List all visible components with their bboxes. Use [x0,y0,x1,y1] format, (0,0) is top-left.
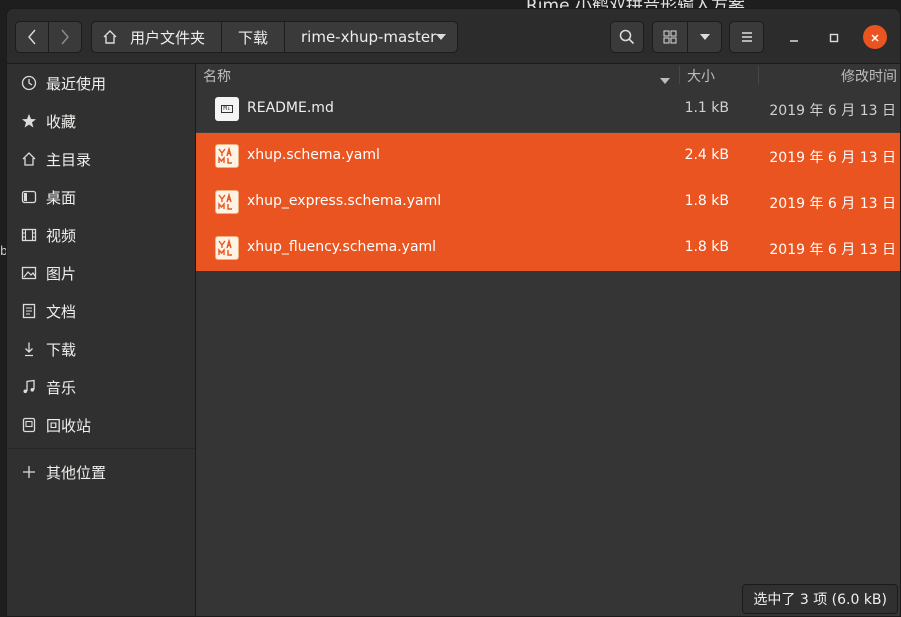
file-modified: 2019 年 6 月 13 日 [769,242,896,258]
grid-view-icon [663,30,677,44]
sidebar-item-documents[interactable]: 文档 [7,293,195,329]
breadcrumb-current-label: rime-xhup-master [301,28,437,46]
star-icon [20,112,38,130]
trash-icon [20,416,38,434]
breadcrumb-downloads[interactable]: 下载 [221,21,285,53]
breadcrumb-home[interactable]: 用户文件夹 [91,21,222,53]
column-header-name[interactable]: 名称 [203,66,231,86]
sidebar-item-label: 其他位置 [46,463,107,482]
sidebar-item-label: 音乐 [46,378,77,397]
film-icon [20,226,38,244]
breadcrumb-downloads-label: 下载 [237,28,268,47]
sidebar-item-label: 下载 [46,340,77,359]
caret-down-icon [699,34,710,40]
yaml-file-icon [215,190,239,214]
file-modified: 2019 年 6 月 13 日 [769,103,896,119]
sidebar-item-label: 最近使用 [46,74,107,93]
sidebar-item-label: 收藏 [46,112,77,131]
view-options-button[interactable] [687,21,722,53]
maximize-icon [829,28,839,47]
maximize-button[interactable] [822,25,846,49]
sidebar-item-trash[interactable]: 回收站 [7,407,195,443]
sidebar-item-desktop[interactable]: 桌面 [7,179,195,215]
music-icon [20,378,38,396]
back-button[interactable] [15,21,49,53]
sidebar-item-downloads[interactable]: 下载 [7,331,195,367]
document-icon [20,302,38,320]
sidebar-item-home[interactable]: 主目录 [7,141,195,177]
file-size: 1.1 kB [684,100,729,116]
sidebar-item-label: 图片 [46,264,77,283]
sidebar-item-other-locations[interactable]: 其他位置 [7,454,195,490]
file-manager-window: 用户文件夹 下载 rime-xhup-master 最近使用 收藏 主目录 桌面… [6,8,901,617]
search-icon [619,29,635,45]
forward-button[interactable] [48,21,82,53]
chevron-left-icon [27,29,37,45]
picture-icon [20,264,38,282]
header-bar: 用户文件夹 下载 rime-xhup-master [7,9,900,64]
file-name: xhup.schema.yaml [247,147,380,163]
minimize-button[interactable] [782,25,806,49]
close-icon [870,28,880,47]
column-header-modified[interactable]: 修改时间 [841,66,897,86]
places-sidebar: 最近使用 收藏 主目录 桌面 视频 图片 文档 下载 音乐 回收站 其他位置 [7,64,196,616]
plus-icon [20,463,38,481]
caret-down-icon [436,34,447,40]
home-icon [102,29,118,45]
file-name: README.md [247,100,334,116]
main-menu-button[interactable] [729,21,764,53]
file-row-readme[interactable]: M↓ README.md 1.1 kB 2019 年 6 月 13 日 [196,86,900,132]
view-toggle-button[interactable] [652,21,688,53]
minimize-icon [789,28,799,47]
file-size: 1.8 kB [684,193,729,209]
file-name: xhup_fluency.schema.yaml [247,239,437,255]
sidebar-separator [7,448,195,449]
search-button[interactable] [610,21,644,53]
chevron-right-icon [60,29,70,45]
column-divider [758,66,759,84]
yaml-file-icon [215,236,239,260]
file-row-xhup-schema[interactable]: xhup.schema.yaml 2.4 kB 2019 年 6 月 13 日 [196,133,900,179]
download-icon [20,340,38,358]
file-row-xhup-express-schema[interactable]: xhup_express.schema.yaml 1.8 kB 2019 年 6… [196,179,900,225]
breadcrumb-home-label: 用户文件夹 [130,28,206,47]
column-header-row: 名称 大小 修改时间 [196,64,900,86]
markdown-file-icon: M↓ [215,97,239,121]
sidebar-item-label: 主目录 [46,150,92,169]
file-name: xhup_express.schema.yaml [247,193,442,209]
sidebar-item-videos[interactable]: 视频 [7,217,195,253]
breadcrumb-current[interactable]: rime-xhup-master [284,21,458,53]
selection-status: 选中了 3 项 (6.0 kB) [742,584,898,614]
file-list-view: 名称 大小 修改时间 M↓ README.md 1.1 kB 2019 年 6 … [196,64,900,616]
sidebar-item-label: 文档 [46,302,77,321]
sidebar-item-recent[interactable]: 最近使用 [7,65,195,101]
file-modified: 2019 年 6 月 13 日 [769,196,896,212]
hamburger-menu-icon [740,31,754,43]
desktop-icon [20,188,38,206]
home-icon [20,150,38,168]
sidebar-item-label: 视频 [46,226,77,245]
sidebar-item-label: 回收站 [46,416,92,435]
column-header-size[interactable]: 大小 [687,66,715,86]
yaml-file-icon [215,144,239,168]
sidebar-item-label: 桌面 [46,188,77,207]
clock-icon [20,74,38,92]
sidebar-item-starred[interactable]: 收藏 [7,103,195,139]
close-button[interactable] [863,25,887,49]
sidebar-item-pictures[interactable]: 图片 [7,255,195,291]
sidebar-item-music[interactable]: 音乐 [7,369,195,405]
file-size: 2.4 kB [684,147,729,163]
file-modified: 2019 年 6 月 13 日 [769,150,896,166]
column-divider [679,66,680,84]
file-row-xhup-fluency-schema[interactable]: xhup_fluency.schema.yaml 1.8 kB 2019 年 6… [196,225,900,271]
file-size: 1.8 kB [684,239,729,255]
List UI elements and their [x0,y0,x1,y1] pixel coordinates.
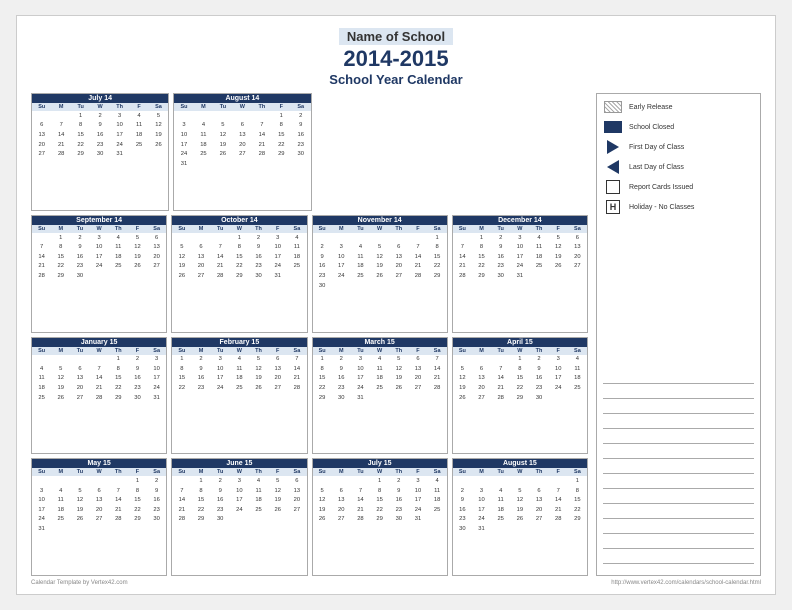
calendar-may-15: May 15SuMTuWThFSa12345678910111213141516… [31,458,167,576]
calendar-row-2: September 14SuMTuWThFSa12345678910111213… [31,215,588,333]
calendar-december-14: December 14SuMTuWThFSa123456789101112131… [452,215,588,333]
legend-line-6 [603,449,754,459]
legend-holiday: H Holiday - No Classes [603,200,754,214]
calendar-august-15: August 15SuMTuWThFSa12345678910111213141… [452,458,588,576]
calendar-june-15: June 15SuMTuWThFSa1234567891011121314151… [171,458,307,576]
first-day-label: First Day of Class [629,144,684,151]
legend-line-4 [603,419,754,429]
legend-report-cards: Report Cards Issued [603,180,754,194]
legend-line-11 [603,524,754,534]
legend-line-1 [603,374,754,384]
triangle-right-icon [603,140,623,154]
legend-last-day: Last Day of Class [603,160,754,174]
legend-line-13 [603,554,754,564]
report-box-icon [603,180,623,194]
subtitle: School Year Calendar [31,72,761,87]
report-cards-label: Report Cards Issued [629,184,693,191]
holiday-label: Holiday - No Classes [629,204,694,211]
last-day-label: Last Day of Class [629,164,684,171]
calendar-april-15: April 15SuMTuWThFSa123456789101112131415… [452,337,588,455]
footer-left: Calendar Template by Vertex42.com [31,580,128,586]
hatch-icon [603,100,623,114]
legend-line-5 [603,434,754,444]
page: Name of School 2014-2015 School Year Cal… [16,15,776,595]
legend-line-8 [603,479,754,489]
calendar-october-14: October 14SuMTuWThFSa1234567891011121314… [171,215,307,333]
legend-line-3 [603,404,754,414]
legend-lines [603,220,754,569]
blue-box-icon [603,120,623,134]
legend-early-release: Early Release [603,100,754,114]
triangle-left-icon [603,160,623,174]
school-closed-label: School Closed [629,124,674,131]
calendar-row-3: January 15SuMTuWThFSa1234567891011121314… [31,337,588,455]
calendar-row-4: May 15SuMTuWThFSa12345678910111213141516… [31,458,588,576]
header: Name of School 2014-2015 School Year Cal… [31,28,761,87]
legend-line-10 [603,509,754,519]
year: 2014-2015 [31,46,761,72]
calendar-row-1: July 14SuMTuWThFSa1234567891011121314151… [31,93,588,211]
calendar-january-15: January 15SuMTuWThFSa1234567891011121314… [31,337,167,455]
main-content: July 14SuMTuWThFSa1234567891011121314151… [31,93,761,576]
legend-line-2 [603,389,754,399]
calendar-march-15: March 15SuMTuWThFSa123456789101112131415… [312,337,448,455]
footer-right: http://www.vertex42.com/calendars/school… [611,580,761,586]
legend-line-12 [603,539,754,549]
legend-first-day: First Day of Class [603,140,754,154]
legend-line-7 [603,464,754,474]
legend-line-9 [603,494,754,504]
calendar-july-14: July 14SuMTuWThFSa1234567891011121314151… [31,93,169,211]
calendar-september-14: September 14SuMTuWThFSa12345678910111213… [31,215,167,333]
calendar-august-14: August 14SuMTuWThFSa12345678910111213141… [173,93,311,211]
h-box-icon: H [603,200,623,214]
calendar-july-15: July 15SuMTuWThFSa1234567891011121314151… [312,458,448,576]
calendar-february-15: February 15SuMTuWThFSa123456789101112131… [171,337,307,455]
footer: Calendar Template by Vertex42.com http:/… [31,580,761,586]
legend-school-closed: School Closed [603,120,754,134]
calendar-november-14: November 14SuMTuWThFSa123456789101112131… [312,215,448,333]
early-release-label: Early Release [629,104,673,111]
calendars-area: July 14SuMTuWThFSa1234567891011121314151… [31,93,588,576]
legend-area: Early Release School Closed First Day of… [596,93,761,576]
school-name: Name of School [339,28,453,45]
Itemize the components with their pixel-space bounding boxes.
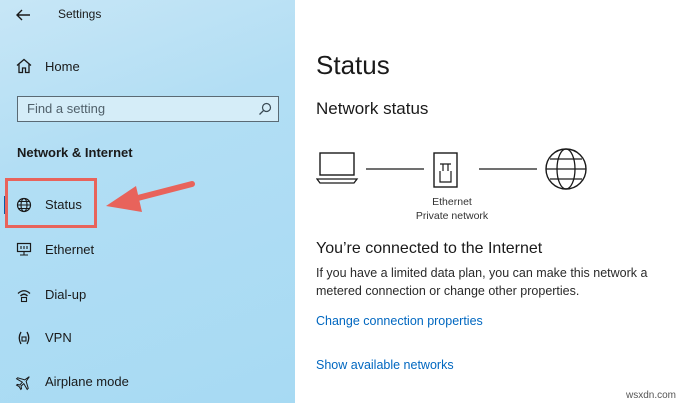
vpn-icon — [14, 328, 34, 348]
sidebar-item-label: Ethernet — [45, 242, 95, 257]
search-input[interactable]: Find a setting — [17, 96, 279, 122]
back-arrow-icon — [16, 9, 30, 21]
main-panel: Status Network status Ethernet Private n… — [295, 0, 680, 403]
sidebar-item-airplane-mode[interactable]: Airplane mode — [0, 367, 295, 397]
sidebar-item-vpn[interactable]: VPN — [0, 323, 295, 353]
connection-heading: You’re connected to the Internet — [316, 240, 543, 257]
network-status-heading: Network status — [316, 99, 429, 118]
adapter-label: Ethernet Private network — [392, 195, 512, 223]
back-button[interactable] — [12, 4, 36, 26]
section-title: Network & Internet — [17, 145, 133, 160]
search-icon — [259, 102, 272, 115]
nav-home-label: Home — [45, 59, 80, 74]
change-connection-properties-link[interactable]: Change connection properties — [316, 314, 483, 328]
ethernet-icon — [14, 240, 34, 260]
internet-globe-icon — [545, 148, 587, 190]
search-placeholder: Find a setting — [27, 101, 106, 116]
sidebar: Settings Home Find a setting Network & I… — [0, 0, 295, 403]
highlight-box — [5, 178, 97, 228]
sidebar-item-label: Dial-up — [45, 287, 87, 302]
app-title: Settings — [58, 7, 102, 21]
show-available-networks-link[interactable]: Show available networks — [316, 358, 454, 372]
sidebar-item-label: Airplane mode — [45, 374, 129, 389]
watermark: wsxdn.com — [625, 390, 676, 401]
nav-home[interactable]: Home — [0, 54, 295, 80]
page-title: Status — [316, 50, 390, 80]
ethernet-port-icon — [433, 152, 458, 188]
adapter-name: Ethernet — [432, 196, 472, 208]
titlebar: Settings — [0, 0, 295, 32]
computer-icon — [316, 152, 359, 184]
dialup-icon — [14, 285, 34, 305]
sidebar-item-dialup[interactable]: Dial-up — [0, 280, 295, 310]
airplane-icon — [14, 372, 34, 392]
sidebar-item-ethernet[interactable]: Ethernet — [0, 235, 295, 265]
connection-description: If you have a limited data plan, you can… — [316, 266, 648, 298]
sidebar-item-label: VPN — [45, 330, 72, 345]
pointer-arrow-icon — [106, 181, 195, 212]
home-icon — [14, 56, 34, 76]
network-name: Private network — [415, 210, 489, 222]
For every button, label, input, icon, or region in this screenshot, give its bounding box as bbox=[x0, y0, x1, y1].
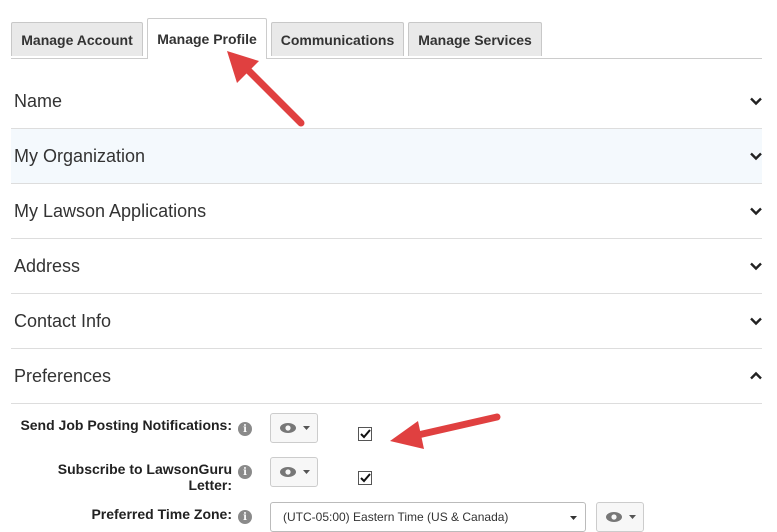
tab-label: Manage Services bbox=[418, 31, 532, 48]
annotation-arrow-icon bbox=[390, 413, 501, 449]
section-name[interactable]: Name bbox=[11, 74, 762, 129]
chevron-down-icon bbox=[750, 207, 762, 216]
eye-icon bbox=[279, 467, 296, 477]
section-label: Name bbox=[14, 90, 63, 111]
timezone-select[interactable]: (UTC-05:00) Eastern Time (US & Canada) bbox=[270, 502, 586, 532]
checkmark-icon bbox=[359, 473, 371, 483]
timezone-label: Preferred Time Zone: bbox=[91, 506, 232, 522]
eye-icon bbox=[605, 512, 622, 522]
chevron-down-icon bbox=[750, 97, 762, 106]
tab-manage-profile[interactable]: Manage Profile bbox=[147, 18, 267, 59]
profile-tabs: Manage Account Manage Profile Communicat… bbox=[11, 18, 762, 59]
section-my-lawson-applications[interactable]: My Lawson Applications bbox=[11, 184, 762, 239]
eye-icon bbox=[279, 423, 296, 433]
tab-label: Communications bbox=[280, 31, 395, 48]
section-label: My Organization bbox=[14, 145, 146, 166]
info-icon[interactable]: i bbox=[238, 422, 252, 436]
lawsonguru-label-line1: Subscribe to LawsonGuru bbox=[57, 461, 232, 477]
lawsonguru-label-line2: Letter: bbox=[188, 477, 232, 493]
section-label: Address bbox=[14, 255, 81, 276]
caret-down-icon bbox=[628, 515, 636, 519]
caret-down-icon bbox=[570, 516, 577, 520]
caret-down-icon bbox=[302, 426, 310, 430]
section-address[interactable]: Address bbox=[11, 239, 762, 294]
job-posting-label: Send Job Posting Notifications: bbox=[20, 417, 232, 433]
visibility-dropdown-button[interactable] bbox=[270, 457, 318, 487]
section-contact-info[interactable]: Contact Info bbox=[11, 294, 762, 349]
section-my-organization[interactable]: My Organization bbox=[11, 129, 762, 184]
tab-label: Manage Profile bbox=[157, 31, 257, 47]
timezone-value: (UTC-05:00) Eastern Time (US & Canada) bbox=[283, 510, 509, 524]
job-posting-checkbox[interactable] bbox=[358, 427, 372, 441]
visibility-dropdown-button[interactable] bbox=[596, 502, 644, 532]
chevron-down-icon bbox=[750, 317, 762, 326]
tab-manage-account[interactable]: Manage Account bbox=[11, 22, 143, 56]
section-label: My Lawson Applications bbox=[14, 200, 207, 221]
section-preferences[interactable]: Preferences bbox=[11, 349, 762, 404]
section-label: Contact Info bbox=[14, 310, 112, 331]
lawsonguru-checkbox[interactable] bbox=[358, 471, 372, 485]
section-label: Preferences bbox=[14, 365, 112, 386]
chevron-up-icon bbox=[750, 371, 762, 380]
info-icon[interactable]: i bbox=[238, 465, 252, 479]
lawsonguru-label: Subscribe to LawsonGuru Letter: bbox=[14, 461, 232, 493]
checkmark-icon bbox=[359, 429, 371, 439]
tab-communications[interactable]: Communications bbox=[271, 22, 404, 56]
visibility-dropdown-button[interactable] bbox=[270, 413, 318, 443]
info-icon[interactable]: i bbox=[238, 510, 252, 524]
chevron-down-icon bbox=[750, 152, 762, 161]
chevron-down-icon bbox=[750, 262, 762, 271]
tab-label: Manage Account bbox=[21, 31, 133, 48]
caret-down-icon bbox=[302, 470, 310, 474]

━━━━━━━━━━━━━━━━━━━━

▶ EXERCISE PROMPT
Reproduce the rows verbatim, from the line with "vpn-icon — [14, 328, 34, 348]" to the line with "airplane-icon — [14, 372, 34, 392]", both included.

▶ SOLUTION TO THIS PROBLEM
vpn-icon — [14, 328, 34, 348]
sidebar-item-label: Ethernet — [45, 242, 95, 257]
search-input[interactable]: Find a setting — [17, 96, 279, 122]
back-arrow-icon — [16, 9, 30, 21]
main-panel: Status Network status Ethernet Private n… — [295, 0, 680, 403]
sidebar-item-airplane-mode[interactable]: Airplane mode — [0, 367, 295, 397]
sidebar-item-vpn[interactable]: VPN — [0, 323, 295, 353]
connection-heading: You’re connected to the Internet — [316, 240, 543, 257]
network-status-heading: Network status — [316, 99, 429, 118]
adapter-label: Ethernet Private network — [392, 195, 512, 223]
back-button[interactable] — [12, 4, 36, 26]
section-title: Network & Internet — [17, 145, 133, 160]
search-icon — [259, 102, 272, 115]
nav-home-label: Home — [45, 59, 80, 74]
change-connection-properties-link[interactable]: Change connection properties — [316, 314, 483, 328]
ethernet-icon — [14, 240, 34, 260]
internet-globe-icon — [545, 148, 587, 190]
search-placeholder: Find a setting — [27, 101, 106, 116]
sidebar: Settings Home Find a setting Network & I… — [0, 0, 295, 403]
highlight-box — [5, 178, 97, 228]
sidebar-item-label: Dial-up — [45, 287, 87, 302]
app-title: Settings — [58, 7, 102, 21]
show-available-networks-link[interactable]: Show available networks — [316, 358, 454, 372]
sidebar-item-label: Airplane mode — [45, 374, 129, 389]
watermark: wsxdn.com — [625, 390, 676, 401]
nav-home[interactable]: Home — [0, 54, 295, 80]
page-title: Status — [316, 50, 390, 80]
ethernet-port-icon — [433, 152, 458, 188]
adapter-name: Ethernet — [432, 196, 472, 208]
titlebar: Settings — [0, 0, 295, 32]
computer-icon — [316, 152, 359, 184]
dialup-icon — [14, 285, 34, 305]
sidebar-item-dialup[interactable]: Dial-up — [0, 280, 295, 310]
airplane-icon — [14, 372, 34, 392]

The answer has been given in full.